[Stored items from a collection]

-*-*-

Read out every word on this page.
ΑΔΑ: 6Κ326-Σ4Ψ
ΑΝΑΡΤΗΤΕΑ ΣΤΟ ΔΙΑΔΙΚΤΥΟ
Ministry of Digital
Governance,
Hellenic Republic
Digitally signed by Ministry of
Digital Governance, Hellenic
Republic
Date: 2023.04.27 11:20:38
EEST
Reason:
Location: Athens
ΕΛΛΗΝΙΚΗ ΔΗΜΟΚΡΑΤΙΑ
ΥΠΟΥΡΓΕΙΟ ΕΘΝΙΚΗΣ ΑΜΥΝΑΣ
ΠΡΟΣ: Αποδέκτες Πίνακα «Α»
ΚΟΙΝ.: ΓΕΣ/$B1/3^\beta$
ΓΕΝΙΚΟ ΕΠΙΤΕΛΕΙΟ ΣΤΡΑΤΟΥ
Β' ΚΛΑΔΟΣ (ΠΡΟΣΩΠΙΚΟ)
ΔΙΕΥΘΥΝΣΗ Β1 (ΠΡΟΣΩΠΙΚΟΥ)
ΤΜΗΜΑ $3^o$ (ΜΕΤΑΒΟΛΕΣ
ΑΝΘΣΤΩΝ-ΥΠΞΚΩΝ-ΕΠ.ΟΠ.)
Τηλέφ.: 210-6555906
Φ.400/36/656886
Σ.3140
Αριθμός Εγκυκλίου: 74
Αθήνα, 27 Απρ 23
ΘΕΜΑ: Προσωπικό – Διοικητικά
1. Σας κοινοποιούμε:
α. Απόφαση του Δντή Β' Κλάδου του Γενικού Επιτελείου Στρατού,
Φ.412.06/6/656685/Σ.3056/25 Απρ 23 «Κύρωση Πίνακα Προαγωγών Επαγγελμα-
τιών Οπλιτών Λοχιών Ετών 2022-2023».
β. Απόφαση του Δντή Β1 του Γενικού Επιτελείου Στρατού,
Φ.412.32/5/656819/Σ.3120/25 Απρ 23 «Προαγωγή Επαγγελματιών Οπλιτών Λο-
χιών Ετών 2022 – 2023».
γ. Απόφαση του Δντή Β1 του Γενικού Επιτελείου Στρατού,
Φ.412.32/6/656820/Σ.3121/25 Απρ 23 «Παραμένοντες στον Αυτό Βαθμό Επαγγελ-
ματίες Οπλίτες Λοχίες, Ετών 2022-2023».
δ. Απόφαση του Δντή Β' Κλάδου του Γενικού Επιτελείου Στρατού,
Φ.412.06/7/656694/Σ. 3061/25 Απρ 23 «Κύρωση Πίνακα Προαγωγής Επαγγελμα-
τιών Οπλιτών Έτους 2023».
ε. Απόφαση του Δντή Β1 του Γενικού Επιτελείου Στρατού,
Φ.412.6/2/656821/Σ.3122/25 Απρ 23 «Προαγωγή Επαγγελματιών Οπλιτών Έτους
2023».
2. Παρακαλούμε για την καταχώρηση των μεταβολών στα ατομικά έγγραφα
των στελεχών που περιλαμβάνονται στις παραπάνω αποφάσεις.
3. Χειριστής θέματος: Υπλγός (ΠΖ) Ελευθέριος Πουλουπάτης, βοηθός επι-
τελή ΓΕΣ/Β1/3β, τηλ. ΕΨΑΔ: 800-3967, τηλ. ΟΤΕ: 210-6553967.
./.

-*-*-

■ What you should do
Repeat the material word for word, in full.

■ Reply to the exercise
Read out every word on this page.
ΑΔΑ: 6Κ326-Σ4Ψ
ΑΝΑΡΤΗΤΕΑ ΣΤΟ ΔΙΑΔΙΚΤΥΟ
Ministry of Digital
Governance,
Hellenic Republic
Digitally signed by Ministry of
Digital Governance, Hellenic
Republic
Date: 2023.04.27 11:20:38
EEST
Reason:
Location: Athens
ΕΛΛΗΝΙΚΗ ΔΗΜΟΚΡΑΤΙΑ
ΥΠΟΥΡΓΕΙΟ ΕΘΝΙΚΗΣ ΑΜΥΝΑΣ
ΠΡΟΣ: Αποδέκτες Πίνακα «Α»
ΚΟΙΝ.: ΓΕΣ/$B1/3^\beta$
ΓΕΝΙΚΟ ΕΠΙΤΕΛΕΙΟ ΣΤΡΑΤΟΥ
Β' ΚΛΑΔΟΣ (ΠΡΟΣΩΠΙΚΟ)
ΔΙΕΥΘΥΝΣΗ Β1 (ΠΡΟΣΩΠΙΚΟΥ)
ΤΜΗΜΑ $3^o$ (ΜΕΤΑΒΟΛΕΣ
ΑΝΘΣΤΩΝ-ΥΠΞΚΩΝ-ΕΠ.ΟΠ.)
Τηλέφ.: 210-6555906
Φ.400/36/656886
Σ.3140
Αριθμός Εγκυκλίου: 74
Αθήνα, 27 Απρ 23
ΘΕΜΑ: Προσωπικό – Διοικητικά
1. Σας κοινοποιούμε:
α. Απόφαση του Δντή Β' Κλάδου του Γενικού Επιτελείου Στρατού,
Φ.412.06/6/656685/Σ.3056/25 Απρ 23 «Κύρωση Πίνακα Προαγωγών Επαγγελμα-
τιών Οπλιτών Λοχιών Ετών 2022-2023».
β. Απόφαση του Δντή Β1 του Γενικού Επιτελείου Στρατού,
Φ.412.32/5/656819/Σ.3120/25 Απρ 23 «Προαγωγή Επαγγελματιών Οπλιτών Λο-
χιών Ετών 2022 – 2023».
γ. Απόφαση του Δντή Β1 του Γενικού Επιτελείου Στρατού,
Φ.412.32/6/656820/Σ.3121/25 Απρ 23 «Παραμένοντες στον Αυτό Βαθμό Επαγγελ-
ματίες Οπλίτες Λοχίες, Ετών 2022-2023».
δ. Απόφαση του Δντή Β' Κλάδου του Γενικού Επιτελείου Στρατού,
Φ.412.06/7/656694/Σ. 3061/25 Απρ 23 «Κύρωση Πίνακα Προαγωγής Επαγγελμα-
τιών Οπλιτών Έτους 2023».
ε. Απόφαση του Δντή Β1 του Γενικού Επιτελείου Στρατού,
Φ.412.6/2/656821/Σ.3122/25 Απρ 23 «Προαγωγή Επαγγελματιών Οπλιτών Έτους
2023».
2. Παρακαλούμε για την καταχώρηση των μεταβολών στα ατομικά έγγραφα
των στελεχών που περιλαμβάνονται στις παραπάνω αποφάσεις.
3. Χειριστής θέματος: Υπλγός (ΠΖ) Ελευθέριος Πουλουπάτης, βοηθός επι-
τελή ΓΕΣ/Β1/3β, τηλ. ΕΨΑΔ: 800-3967, τηλ. ΟΤΕ: 210-6553967.
./.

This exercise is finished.